• **STATED TASK**
Pull out every line from the listing that has the word "Datos".

Dataset excerpts:
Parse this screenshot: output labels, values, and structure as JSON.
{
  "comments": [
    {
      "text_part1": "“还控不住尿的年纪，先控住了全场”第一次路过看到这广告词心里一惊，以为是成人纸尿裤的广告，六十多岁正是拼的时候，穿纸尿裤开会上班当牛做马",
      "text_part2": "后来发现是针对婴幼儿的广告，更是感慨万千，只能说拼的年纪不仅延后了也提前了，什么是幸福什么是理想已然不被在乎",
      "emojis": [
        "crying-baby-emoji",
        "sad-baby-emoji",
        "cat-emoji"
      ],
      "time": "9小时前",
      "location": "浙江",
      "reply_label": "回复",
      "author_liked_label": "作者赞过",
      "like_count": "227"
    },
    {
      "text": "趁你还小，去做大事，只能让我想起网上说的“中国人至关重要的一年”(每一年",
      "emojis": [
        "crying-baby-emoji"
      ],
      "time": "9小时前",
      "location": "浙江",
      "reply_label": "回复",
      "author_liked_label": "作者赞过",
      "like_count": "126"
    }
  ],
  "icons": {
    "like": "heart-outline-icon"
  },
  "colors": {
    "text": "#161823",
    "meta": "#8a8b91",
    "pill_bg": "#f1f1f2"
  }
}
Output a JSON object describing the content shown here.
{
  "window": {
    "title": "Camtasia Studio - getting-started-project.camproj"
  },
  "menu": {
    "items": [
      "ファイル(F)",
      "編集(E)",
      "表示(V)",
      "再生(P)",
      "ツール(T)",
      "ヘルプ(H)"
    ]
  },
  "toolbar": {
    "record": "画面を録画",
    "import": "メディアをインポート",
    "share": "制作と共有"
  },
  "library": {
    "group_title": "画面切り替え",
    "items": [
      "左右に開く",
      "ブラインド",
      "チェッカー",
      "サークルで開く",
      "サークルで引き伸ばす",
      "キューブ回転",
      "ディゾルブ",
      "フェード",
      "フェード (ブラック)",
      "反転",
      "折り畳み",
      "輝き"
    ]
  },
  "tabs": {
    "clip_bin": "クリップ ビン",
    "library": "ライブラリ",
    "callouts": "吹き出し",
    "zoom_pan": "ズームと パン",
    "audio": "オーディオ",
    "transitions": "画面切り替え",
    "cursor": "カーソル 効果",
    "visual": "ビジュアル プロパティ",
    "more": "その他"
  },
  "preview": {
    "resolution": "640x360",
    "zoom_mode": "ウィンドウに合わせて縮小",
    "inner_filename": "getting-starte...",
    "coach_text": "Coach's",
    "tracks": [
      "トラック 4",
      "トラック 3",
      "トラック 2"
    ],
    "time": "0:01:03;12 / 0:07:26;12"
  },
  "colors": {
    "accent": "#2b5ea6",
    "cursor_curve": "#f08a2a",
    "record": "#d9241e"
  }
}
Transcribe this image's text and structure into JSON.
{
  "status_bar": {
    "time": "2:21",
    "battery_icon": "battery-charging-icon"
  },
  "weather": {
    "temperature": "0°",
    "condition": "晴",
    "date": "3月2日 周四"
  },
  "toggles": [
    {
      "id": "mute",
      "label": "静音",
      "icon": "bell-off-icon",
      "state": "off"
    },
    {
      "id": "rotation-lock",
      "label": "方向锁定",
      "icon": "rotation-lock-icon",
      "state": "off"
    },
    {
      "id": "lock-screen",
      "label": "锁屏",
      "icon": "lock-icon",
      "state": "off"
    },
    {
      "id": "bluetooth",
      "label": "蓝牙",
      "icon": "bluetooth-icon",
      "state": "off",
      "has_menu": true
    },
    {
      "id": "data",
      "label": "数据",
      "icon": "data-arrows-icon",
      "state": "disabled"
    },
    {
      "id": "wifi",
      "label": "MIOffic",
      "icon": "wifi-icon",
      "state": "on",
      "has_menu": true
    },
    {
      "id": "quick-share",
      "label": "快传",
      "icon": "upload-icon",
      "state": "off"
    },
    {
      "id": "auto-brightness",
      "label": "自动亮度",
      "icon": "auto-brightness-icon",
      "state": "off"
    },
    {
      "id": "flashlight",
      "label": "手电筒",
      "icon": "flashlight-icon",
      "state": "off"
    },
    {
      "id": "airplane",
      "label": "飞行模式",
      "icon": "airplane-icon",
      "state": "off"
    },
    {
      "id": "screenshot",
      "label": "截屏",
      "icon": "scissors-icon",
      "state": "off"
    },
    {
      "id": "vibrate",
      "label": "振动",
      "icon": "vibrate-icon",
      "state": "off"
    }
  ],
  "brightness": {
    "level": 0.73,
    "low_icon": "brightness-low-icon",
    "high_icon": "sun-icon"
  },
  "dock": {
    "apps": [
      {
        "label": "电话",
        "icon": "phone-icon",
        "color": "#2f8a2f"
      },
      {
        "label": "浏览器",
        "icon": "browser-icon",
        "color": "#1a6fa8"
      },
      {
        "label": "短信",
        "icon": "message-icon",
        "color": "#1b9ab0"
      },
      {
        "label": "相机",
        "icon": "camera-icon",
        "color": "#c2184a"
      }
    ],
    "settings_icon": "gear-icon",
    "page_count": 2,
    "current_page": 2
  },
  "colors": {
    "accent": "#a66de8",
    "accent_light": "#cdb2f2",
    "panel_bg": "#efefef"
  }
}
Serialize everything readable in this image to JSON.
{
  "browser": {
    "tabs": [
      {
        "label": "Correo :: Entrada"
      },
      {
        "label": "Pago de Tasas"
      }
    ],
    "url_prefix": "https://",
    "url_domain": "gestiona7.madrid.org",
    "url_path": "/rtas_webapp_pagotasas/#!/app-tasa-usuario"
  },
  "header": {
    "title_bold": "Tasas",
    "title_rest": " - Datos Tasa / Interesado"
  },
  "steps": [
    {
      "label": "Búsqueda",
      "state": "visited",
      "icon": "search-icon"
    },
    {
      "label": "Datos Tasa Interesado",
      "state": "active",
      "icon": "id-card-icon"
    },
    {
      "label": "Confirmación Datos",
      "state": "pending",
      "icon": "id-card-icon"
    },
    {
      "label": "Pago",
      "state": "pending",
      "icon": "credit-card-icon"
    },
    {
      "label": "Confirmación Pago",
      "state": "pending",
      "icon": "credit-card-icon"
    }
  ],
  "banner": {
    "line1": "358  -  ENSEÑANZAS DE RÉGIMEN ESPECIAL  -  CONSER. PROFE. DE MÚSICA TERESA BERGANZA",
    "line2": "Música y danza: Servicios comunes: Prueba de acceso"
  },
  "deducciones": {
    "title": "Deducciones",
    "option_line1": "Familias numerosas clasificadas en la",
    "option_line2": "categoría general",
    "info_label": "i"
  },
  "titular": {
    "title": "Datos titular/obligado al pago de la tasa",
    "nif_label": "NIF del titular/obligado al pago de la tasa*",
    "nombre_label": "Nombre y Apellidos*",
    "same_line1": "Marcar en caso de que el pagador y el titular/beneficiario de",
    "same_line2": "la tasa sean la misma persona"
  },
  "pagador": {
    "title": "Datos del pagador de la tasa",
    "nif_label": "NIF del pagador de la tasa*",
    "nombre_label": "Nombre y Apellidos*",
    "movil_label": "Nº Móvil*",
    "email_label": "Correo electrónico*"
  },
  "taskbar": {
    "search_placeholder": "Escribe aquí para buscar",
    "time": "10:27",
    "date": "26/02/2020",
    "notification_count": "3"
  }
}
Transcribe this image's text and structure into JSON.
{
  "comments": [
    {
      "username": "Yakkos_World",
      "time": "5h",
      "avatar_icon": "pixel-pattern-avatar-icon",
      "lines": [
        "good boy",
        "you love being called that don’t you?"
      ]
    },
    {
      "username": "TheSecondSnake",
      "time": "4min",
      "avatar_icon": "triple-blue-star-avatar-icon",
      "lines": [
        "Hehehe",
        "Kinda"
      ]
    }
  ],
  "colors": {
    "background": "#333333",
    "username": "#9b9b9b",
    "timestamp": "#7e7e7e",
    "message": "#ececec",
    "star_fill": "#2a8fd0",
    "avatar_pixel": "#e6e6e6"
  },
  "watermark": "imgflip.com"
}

• **THE OUTPUT**
    "title_rest": " - Datos Tasa / Interesado"
      "label": "Datos Tasa Interesado",
      "label": "Confirmación Datos",
    "title": "Datos titular/obligado al pago de la tasa",
    "title": "Datos del pagador de la tasa",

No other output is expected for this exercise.